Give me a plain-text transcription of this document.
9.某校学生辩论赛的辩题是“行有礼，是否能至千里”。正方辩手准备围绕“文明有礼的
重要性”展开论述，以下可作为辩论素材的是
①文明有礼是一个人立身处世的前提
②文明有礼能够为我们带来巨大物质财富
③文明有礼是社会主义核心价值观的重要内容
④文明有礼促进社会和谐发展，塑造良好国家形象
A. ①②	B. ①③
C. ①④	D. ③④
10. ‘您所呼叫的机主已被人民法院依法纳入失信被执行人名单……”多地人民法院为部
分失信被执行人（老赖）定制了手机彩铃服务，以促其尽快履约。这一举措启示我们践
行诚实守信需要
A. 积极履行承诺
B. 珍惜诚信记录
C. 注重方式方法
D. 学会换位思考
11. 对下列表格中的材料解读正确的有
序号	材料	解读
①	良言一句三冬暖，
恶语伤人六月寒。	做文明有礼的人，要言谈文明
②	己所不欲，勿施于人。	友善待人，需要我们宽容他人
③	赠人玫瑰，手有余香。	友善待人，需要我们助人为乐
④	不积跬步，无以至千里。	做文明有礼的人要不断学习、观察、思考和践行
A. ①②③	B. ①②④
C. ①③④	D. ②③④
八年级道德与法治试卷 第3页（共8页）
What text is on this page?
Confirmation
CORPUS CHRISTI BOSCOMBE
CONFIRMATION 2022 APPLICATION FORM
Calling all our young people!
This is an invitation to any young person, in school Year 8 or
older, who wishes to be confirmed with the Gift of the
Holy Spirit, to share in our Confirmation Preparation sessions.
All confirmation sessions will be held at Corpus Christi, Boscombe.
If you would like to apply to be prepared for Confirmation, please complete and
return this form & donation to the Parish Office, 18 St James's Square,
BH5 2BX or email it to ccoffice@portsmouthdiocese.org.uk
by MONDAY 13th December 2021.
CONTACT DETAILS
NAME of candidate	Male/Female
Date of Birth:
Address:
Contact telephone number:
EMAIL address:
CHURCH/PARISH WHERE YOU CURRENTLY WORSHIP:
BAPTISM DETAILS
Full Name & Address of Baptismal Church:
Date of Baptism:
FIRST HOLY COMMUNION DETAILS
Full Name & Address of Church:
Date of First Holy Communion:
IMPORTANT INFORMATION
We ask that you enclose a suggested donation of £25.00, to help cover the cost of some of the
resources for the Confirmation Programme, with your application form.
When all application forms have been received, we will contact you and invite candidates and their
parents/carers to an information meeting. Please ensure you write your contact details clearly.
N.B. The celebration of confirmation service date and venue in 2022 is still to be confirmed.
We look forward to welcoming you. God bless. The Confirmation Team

:::::

What you need to do: In the listing above, find the line containing "What text is on this page?", then reproduce it and each line after it through the end, exactly and with nothing added.

Finished exercise:
What text is on this page?
Confirmation
CORPUS CHRISTI BOSCOMBE
CONFIRMATION 2022 APPLICATION FORM
Calling all our young people!
This is an invitation to any young person, in school Year 8 or
older, who wishes to be confirmed with the Gift of the
Holy Spirit, to share in our Confirmation Preparation sessions.
All confirmation sessions will be held at Corpus Christi, Boscombe.
If you would like to apply to be prepared for Confirmation, please complete and
return this form & donation to the Parish Office, 18 St James's Square,
BH5 2BX or email it to ccoffice@portsmouthdiocese.org.uk
by MONDAY 13th December 2021.
CONTACT DETAILS
NAME of candidate	Male/Female
Date of Birth:
Address:
Contact telephone number:
EMAIL address:
CHURCH/PARISH WHERE YOU CURRENTLY WORSHIP:
BAPTISM DETAILS
Full Name & Address of Baptismal Church:
Date of Baptism:
FIRST HOLY COMMUNION DETAILS
Full Name & Address of Church:
Date of First Holy Communion:
IMPORTANT INFORMATION
We ask that you enclose a suggested donation of £25.00, to help cover the cost of some of the
resources for the Confirmation Programme, with your application form.
When all application forms have been received, we will contact you and invite candidates and their
parents/carers to an information meeting. Please ensure you write your contact details clearly.
N.B. The celebration of confirmation service date and venue in 2022 is still to be confirmed.
We look forward to welcoming you. God bless. The Confirmation Team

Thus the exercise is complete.